### Instruction
In the mailing list thread below, when does DirectIODirectory use direct I/O by default?

### Given passage

● ● ● ● ●

Mailing List Archive

Preventing field data from being loaded into page cache
Is there any way to keep field data files out of the operating system's
page cache? We only use fdt for highlighting and don't need to keep it warm
in memory. From what I understand, the operating system is in control of
what files get loaded into the page cache. Does Lucene have any mechanisms
to explicitly prevent them from being cached? Is it even possible with
Java?

Thanks,
Justin Borromeo
Re: Preventing field data from being loaded into page cache [ In reply to ]
Hi,

There is a workaround available called DirectIODirectory. You can
subclass it and override useDirectIO() method to return true only for
fdt files. It wraps another FSDirectory (e.g. MMapDirectory) and
delegates everything back to it, but for those where useDirectIO()
returns true it implements its own IndexInput:

https://github.com/apache/lucene/blob/90f8bac9f75df88fed387d5b9f2b0ee387604387/lucene/misc/src/java/org/apache/lucene/misc/store/DirectIODirectory.java#L160-L164

The default uses DirectIO only for merges to not pollute page cache
during merging index segments.

Uwe

Am 21.10.2023 um 01:54 schrieb Justin Borromeo:
> Is there any way to keep field data files out of the operating system's
> page cache? We only use fdt for highlighting and don't need to keep it warm
> in memory. From what I understand, the operating system is in control of
> what files get loaded into the page cache. Does Lucene have any mechanisms
> to explicitly prevent them from being cached? Is it even possible with
> Java?
>
> Thanks,
> Justin Borromeo
>
--
Uwe Schindler
Achterdiek 19, D-28357 Bremen
https://www.thetaphi.de
eMail: uwe@thetaphi.de


---------------------------------------------------------------------
To unsubscribe, e-mail: java-user-unsubscribe@lucene.apache.org
For additional commands, e-mail: java-user-help@lucene.apache.org
Re: Preventing field data from being loaded into page cache [ In reply to ]
Justin,

Be advised, overdependence on DirectIODirectory can lead to other problems,
which vary based on the amount of data, access patterns, resource
utilization, etc. I have seen issues in a few places. If you are running a
fork, the problems can be even more pronounced and less understood. You
will know better if the workaround works for you, and it probably will work
because Uwe is usually correct. If you need to free up the page cache, I
totally understand.

My advice is to keep an eye on the CPU Utilization delta as you work
through this change.

Marcus

On Sat, Oct 21, 2023 at 4:36?AM Uwe Schindler <uwe@thetaphi.de> wrote:

> Hi,
>
> There is a workaround available called DirectIODirectory. You can
> subclass it and override useDirectIO() method to return true only for
> fdt files. It wraps another FSDirectory (e.g. MMapDirectory) and
> delegates everything back to it, but for those where useDirectIO()
> returns true it implements its own IndexInput:
>
>
> https://github.com/apache/lucene/blob/90f8bac9f75df88fed387d5b9f2b0ee387604387/lucene/misc/src/java/org/apache/lucene/misc/store/DirectIODirectory.java#L160-L164
>
> The default uses DirectIO only for merges to not pollute page cache
> during merging index segments.
>
> Uwe
>
> Am 21.10.2023 um 01:54 schrieb Justin Borromeo:
> > Is there any way to keep field data files out of the operating system's
> > page cache? We only use fdt for highlighting and don't need to keep it
> warm
> > in memory. From what I understand, the operating system is in control of
> > what files get loaded into the page cache. Does Lucene have any
> mechanisms
> > to explicitly prevent them from being cached? Is it even possible with
> > Java?
> >
> > Thanks,
> > Justin Borromeo
> >
> --
> Uwe Schindler
> Achterdiek 19, D-28357 Bremen
> https://www.thetaphi.de
> eMail: uwe@thetaphi.de
>
>
> ---------------------------------------------------------------------
> To unsubscribe, e-mail: java-user-unsubscribe@lucene.apache.org
> For additional commands, e-mail: java-user-help@lucene.apache.org
>
>

--
Marcus Eagan

● ● ● ● ●

### Data block
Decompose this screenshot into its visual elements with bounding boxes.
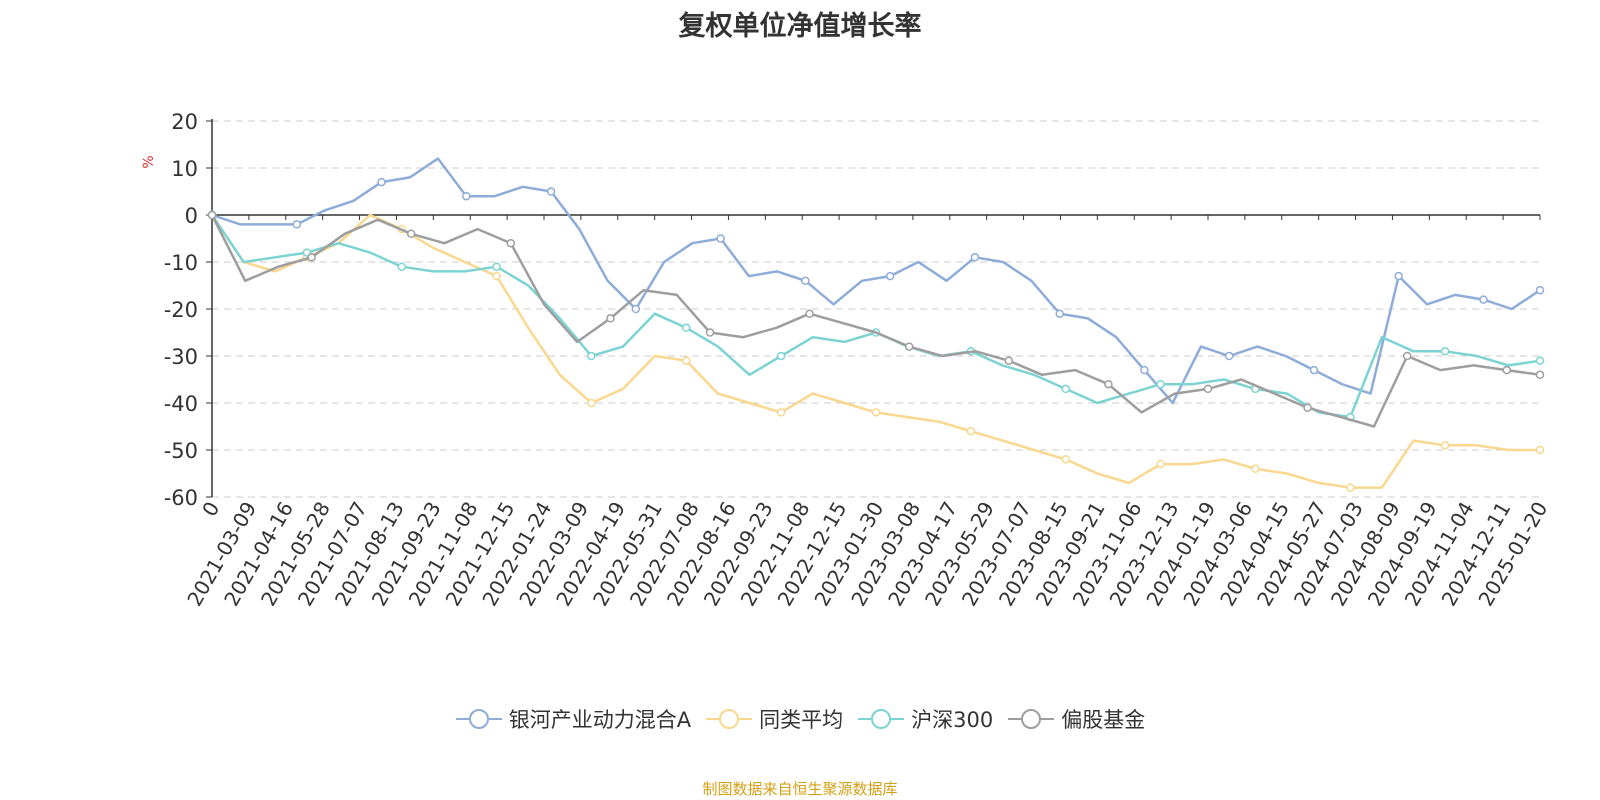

● ● ● ● ●

### Task response
By default, it uses direct I/O only for merges, so that merging index segments does not pollute the page cache.